>>>>

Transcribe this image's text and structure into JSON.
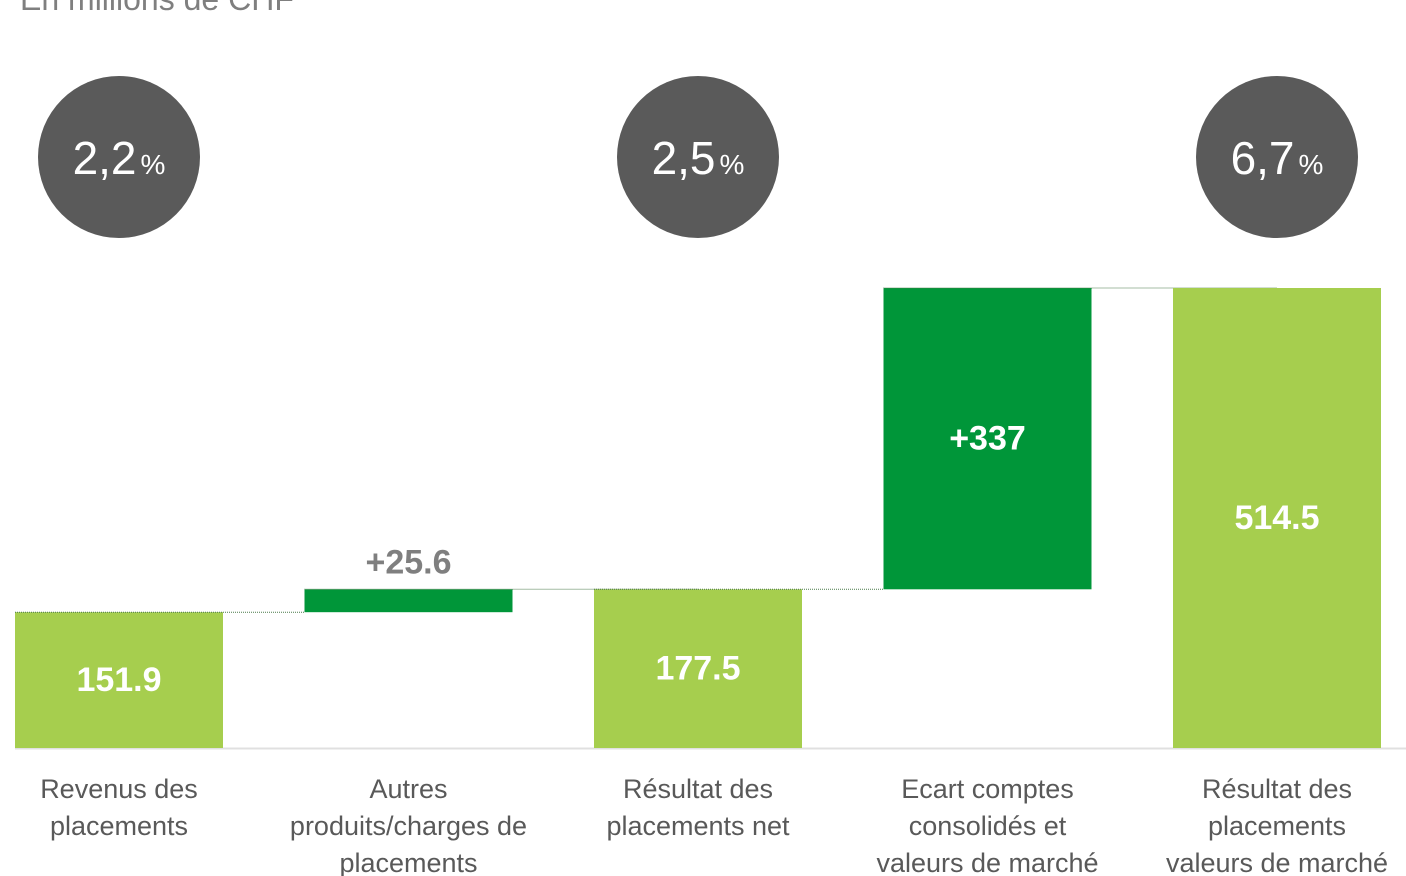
{
  "chart_data": {
    "type": "waterfall",
    "subtitle": "En millions de CHF",
    "categories": [
      "Revenus des\nplacements",
      "Autres\nproduits/charges de\nplacements",
      "Résultat des\nplacements net",
      "Ecart comptes\nconsolidés et\nvaleurs de marché",
      "Résultat des\nplacements\nvaleurs de marché"
    ],
    "values": [
      151.9,
      25.6,
      177.5,
      337,
      514.5
    ],
    "value_labels": [
      "151.9",
      "+25.6",
      "177.5",
      "+337",
      "514.5"
    ],
    "kinds": [
      "total",
      "delta",
      "total",
      "delta",
      "total"
    ],
    "colors": {
      "total": "#a6ce4e",
      "delta": "#009639"
    },
    "rates": [
      2.2,
      null,
      2.5,
      null,
      6.7
    ],
    "rate_labels": [
      "2,2",
      null,
      "2,5",
      null,
      "6,7"
    ],
    "rate_unit": "%",
    "ylim": [
      0,
      600
    ]
  }
}
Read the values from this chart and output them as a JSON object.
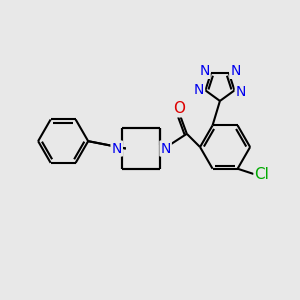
{
  "bg_color": "#e8e8e8",
  "bond_color": "#000000",
  "N_color": "#0000ee",
  "O_color": "#dd0000",
  "Cl_color": "#00aa00",
  "lw": 1.5,
  "fs": 10,
  "fig_size": [
    3.0,
    3.0
  ],
  "dpi": 100,
  "xlim": [
    0,
    10
  ],
  "ylim": [
    0,
    10
  ]
}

<<<<

* _PROBLEM DESCRIPTION_
In the entries above, locate every line with the word "Résultat" and copy it.

* _RESULT FOR THIS EXERCISE_
      "Résultat des\nplacements net",
      "Résultat des\nplacements\nvaleurs de marché"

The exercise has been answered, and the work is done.